Records excerpted from a collection -

<<<<

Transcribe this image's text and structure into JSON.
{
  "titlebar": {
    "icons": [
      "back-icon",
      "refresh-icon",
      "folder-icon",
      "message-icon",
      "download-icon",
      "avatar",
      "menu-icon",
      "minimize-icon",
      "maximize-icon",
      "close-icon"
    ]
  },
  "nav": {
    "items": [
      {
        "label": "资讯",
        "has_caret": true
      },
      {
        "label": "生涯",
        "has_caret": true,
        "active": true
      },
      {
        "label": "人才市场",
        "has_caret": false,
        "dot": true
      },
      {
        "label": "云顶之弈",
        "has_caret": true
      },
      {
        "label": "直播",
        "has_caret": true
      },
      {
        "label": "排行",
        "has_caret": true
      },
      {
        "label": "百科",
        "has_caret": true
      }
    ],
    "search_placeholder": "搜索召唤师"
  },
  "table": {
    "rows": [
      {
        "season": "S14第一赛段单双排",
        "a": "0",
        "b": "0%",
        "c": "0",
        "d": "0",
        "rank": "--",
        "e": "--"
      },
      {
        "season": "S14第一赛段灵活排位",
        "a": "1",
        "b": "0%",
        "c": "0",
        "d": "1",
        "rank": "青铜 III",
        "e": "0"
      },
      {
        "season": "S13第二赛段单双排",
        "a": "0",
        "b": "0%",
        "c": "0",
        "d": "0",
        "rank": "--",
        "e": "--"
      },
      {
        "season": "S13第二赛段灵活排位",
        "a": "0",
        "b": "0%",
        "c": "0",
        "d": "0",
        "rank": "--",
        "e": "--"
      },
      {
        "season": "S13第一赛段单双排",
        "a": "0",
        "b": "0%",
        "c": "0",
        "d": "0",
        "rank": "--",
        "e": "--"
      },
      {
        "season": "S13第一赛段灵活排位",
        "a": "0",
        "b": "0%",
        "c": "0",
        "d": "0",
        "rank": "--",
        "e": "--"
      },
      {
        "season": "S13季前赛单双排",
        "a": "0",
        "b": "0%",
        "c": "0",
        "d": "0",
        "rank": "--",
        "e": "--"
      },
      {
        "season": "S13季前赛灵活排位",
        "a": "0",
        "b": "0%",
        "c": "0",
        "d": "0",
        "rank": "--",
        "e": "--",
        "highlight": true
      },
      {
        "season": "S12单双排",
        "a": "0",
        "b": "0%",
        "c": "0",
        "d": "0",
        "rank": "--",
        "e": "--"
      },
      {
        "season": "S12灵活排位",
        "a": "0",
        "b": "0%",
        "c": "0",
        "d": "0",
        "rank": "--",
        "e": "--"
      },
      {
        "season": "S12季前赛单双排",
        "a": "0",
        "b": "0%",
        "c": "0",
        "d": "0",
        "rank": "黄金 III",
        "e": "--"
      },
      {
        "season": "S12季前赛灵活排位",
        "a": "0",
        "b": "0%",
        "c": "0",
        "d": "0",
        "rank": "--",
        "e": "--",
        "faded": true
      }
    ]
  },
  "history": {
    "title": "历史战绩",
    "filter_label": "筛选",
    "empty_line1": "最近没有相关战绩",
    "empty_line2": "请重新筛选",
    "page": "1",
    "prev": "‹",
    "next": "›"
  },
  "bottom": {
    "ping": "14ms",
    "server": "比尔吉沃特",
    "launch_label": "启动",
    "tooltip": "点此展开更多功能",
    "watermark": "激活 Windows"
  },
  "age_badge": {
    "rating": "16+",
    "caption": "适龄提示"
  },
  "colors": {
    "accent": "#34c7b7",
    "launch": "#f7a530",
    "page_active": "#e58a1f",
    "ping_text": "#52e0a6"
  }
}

>>>>

Your objective - Nothing may be left out: return each entry exactly as it reads.

Output -
Transcribe this image's text and structure into JSON.
{
  "titlebar": {
    "icons": [
      "back-icon",
      "refresh-icon",
      "folder-icon",
      "message-icon",
      "download-icon",
      "avatar",
      "menu-icon",
      "minimize-icon",
      "maximize-icon",
      "close-icon"
    ]
  },
  "nav": {
    "items": [
      {
        "label": "资讯",
        "has_caret": true
      },
      {
        "label": "生涯",
        "has_caret": true,
        "active": true
      },
      {
        "label": "人才市场",
        "has_caret": false,
        "dot": true
      },
      {
        "label": "云顶之弈",
        "has_caret": true
      },
      {
        "label": "直播",
        "has_caret": true
      },
      {
        "label": "排行",
        "has_caret": true
      },
      {
        "label": "百科",
        "has_caret": true
      }
    ],
    "search_placeholder": "搜索召唤师"
  },
  "table": {
    "rows": [
      {
        "season": "S14第一赛段单双排",
        "a": "0",
        "b": "0%",
        "c": "0",
        "d": "0",
        "rank": "--",
        "e": "--"
      },
      {
        "season": "S14第一赛段灵活排位",
        "a": "1",
        "b": "0%",
        "c": "0",
        "d": "1",
        "rank": "青铜 III",
        "e": "0"
      },
      {
        "season": "S13第二赛段单双排",
        "a": "0",
        "b": "0%",
        "c": "0",
        "d": "0",
        "rank": "--",
        "e": "--"
      },
      {
        "season": "S13第二赛段灵活排位",
        "a": "0",
        "b": "0%",
        "c": "0",
        "d": "0",
        "rank": "--",
        "e": "--"
      },
      {
        "season": "S13第一赛段单双排",
        "a": "0",
        "b": "0%",
        "c": "0",
        "d": "0",
        "rank": "--",
        "e": "--"
      },
      {
        "season": "S13第一赛段灵活排位",
        "a": "0",
        "b": "0%",
        "c": "0",
        "d": "0",
        "rank": "--",
        "e": "--"
      },
      {
        "season": "S13季前赛单双排",
        "a": "0",
        "b": "0%",
        "c": "0",
        "d": "0",
        "rank": "--",
        "e": "--"
      },
      {
        "season": "S13季前赛灵活排位",
        "a": "0",
        "b": "0%",
        "c": "0",
        "d": "0",
        "rank": "--",
        "e": "--",
        "highlight": true
      },
      {
        "season": "S12单双排",
        "a": "0",
        "b": "0%",
        "c": "0",
        "d": "0",
        "rank": "--",
        "e": "--"
      },
      {
        "season": "S12灵活排位",
        "a": "0",
        "b": "0%",
        "c": "0",
        "d": "0",
        "rank": "--",
        "e": "--"
      },
      {
        "season": "S12季前赛单双排",
        "a": "0",
        "b": "0%",
        "c": "0",
        "d": "0",
        "rank": "黄金 III",
        "e": "--"
      },
      {
        "season": "S12季前赛灵活排位",
        "a": "0",
        "b": "0%",
        "c": "0",
        "d": "0",
        "rank": "--",
        "e": "--",
        "faded": true
      }
    ]
  },
  "history": {
    "title": "历史战绩",
    "filter_label": "筛选",
    "empty_line1": "最近没有相关战绩",
    "empty_line2": "请重新筛选",
    "page": "1",
    "prev": "‹",
    "next": "›"
  },
  "bottom": {
    "ping": "14ms",
    "server": "比尔吉沃特",
    "launch_label": "启动",
    "tooltip": "点此展开更多功能",
    "watermark": "激活 Windows"
  },
  "age_badge": {
    "rating": "16+",
    "caption": "适龄提示"
  },
  "colors": {
    "accent": "#34c7b7",
    "launch": "#f7a530",
    "page_active": "#e58a1f",
    "ping_text": "#52e0a6"
  }
}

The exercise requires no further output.